## BEGIN Data listing

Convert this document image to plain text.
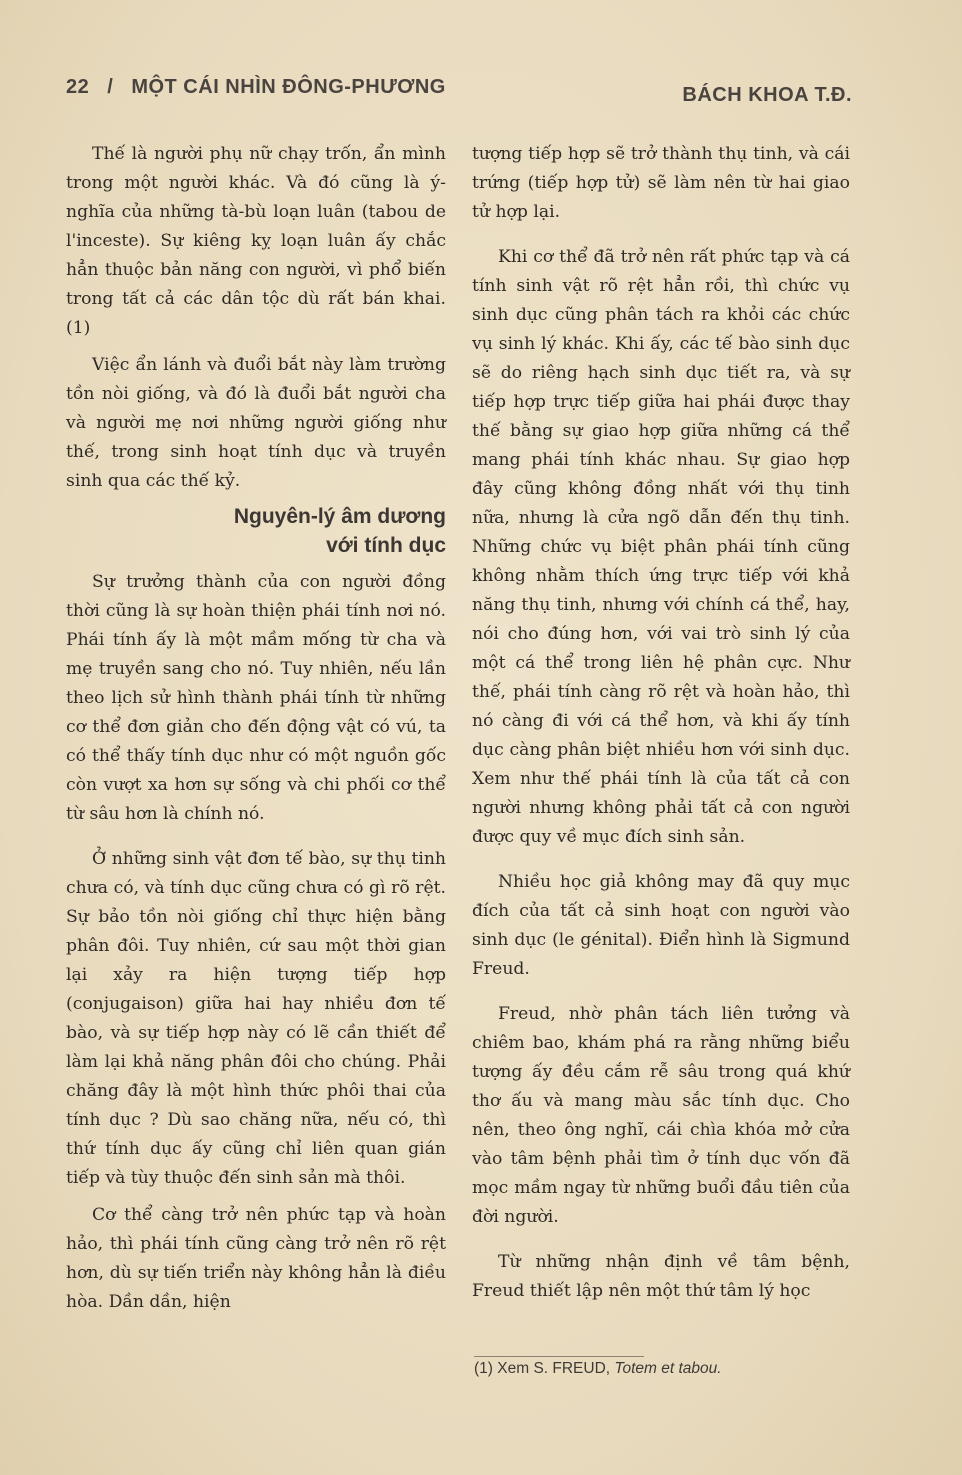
22 / MỘT CÁI NHÌN ĐÔNG-PHƯƠNG	BÁCH KHOA T.Đ.

Thế là người phụ nữ chạy trốn, ẩn mình trong một người khác. Và đó cũng là ý-nghĩa của những tà-bù loạn luân (tabou de l'inceste). Sự kiêng kỵ loạn luân ấy chắc hẳn thuộc bản năng con người, vì phổ biến trong tất cả các dân tộc dù rất bán khai. (1)

Việc ẩn lánh và đuổi bắt này làm trường tồn nòi giống, và đó là đuổi bắt người cha và người mẹ nơi những người giống như thế, trong sinh hoạt tính dục và truyền sinh qua các thế kỷ.

Nguyên-lý âm dương
với tính dục

Sự trưởng thành của con người đồng thời cũng là sự hoàn thiện phái tính nơi nó. Phái tính ấy là một mầm mống từ cha và mẹ truyền sang cho nó. Tuy nhiên, nếu lần theo lịch sử hình thành phái tính từ những cơ thể đơn giản cho đến động vật có vú, ta có thể thấy tính dục như có một nguồn gốc còn vượt xa hơn sự sống và chi phối cơ thể từ sâu hơn là chính nó.

Ở những sinh vật đơn tế bào, sự thụ tinh chưa có, và tính dục cũng chưa có gì rõ rệt. Sự bảo tồn nòi giống chỉ thực hiện bằng phân đôi. Tuy nhiên, cứ sau một thời gian lại xảy ra hiện tượng tiếp hợp (conjugaison) giữa hai hay nhiều đơn tế bào, và sự tiếp hợp này có lẽ cần thiết để làm lại khả năng phân đôi cho chúng. Phải chăng đây là một hình thức phôi thai của tính dục ? Dù sao chăng nữa, nếu có, thì thứ tính dục ấy cũng chỉ liên quan gián tiếp và tùy thuộc đến sinh sản mà thôi.

Cơ thể càng trở nên phức tạp và hoàn hảo, thì phái tính cũng càng trở nên rõ rệt hơn, dù sự tiến triển này không hẳn là điều hòa. Dần dần, hiện

tượng tiếp hợp sẽ trở thành thụ tinh, và cái trứng (tiếp hợp tử) sẽ làm nên từ hai giao tử hợp lại.

Khi cơ thể đã trở nên rất phức tạp và cá tính sinh vật rõ rệt hẳn rồi, thì chức vụ sinh dục cũng phân tách ra khỏi các chức vụ sinh lý khác. Khi ấy, các tế bào sinh dục sẽ do riêng hạch sinh dục tiết ra, và sự tiếp hợp trực tiếp giữa hai phái được thay thế bằng sự giao hợp giữa những cá thể mang phái tính khác nhau. Sự giao hợp đây cũng không đồng nhất với thụ tinh nữa, nhưng là cửa ngõ dẫn đến thụ tinh. Những chức vụ biệt phân phái tính cũng không nhằm thích ứng trực tiếp với khả năng thụ tinh, nhưng với chính cá thể, hay, nói cho đúng hơn, với vai trò sinh lý của một cá thể trong liên hệ phân cực. Như thế, phái tính càng rõ rệt và hoàn hảo, thì nó càng đi với cá thể hơn, và khi ấy tính dục càng phân biệt nhiều hơn với sinh dục. Xem như thế phái tính là của tất cả con người nhưng không phải tất cả con người được quy về mục đích sinh sản.

Nhiều học giả không may đã quy mục đích của tất cả sinh hoạt con người vào sinh dục (le génital). Điển hình là Sigmund Freud.

Freud, nhờ phân tách liên tưởng và chiêm bao, khám phá ra rằng những biểu tượng ấy đều cắm rễ sâu trong quá khứ thơ ấu và mang màu sắc tính dục. Cho nên, theo ông nghĩ, cái chìa khóa mở cửa vào tâm bệnh phải tìm ở tính dục vốn đã mọc mầm ngay từ những buổi đầu tiên của đời người.

Từ những nhận định về tâm bệnh, Freud thiết lập nên một thứ tâm lý học

(1) Xem S. FREUD, Totem et tabou.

## END Data listing

Written exercise:
Using the material above, set down every line exactly, but skip the pictures.

Answer for the task:
Convert this document image to plain text.
22 / MỘT CÁI NHÌN ĐÔNG-PHƯƠNG	BÁCH KHOA T.Đ.

Thế là người phụ nữ chạy trốn, ẩn mình trong một người khác. Và đó cũng là ý-nghĩa của những tà-bù loạn luân (tabou de l'inceste). Sự kiêng kỵ loạn luân ấy chắc hẳn thuộc bản năng con người, vì phổ biến trong tất cả các dân tộc dù rất bán khai. (1)

Việc ẩn lánh và đuổi bắt này làm trường tồn nòi giống, và đó là đuổi bắt người cha và người mẹ nơi những người giống như thế, trong sinh hoạt tính dục và truyền sinh qua các thế kỷ.

Nguyên-lý âm dương
với tính dục

Sự trưởng thành của con người đồng thời cũng là sự hoàn thiện phái tính nơi nó. Phái tính ấy là một mầm mống từ cha và mẹ truyền sang cho nó. Tuy nhiên, nếu lần theo lịch sử hình thành phái tính từ những cơ thể đơn giản cho đến động vật có vú, ta có thể thấy tính dục như có một nguồn gốc còn vượt xa hơn sự sống và chi phối cơ thể từ sâu hơn là chính nó.

Ở những sinh vật đơn tế bào, sự thụ tinh chưa có, và tính dục cũng chưa có gì rõ rệt. Sự bảo tồn nòi giống chỉ thực hiện bằng phân đôi. Tuy nhiên, cứ sau một thời gian lại xảy ra hiện tượng tiếp hợp (conjugaison) giữa hai hay nhiều đơn tế bào, và sự tiếp hợp này có lẽ cần thiết để làm lại khả năng phân đôi cho chúng. Phải chăng đây là một hình thức phôi thai của tính dục ? Dù sao chăng nữa, nếu có, thì thứ tính dục ấy cũng chỉ liên quan gián tiếp và tùy thuộc đến sinh sản mà thôi.

Cơ thể càng trở nên phức tạp và hoàn hảo, thì phái tính cũng càng trở nên rõ rệt hơn, dù sự tiến triển này không hẳn là điều hòa. Dần dần, hiện

tượng tiếp hợp sẽ trở thành thụ tinh, và cái trứng (tiếp hợp tử) sẽ làm nên từ hai giao tử hợp lại.

Khi cơ thể đã trở nên rất phức tạp và cá tính sinh vật rõ rệt hẳn rồi, thì chức vụ sinh dục cũng phân tách ra khỏi các chức vụ sinh lý khác. Khi ấy, các tế bào sinh dục sẽ do riêng hạch sinh dục tiết ra, và sự tiếp hợp trực tiếp giữa hai phái được thay thế bằng sự giao hợp giữa những cá thể mang phái tính khác nhau. Sự giao hợp đây cũng không đồng nhất với thụ tinh nữa, nhưng là cửa ngõ dẫn đến thụ tinh. Những chức vụ biệt phân phái tính cũng không nhằm thích ứng trực tiếp với khả năng thụ tinh, nhưng với chính cá thể, hay, nói cho đúng hơn, với vai trò sinh lý của một cá thể trong liên hệ phân cực. Như thế, phái tính càng rõ rệt và hoàn hảo, thì nó càng đi với cá thể hơn, và khi ấy tính dục càng phân biệt nhiều hơn với sinh dục. Xem như thế phái tính là của tất cả con người nhưng không phải tất cả con người được quy về mục đích sinh sản.

Nhiều học giả không may đã quy mục đích của tất cả sinh hoạt con người vào sinh dục (le génital). Điển hình là Sigmund Freud.

Freud, nhờ phân tách liên tưởng và chiêm bao, khám phá ra rằng những biểu tượng ấy đều cắm rễ sâu trong quá khứ thơ ấu và mang màu sắc tính dục. Cho nên, theo ông nghĩ, cái chìa khóa mở cửa vào tâm bệnh phải tìm ở tính dục vốn đã mọc mầm ngay từ những buổi đầu tiên của đời người.

Từ những nhận định về tâm bệnh, Freud thiết lập nên một thứ tâm lý học

(1) Xem S. FREUD, Totem et tabou.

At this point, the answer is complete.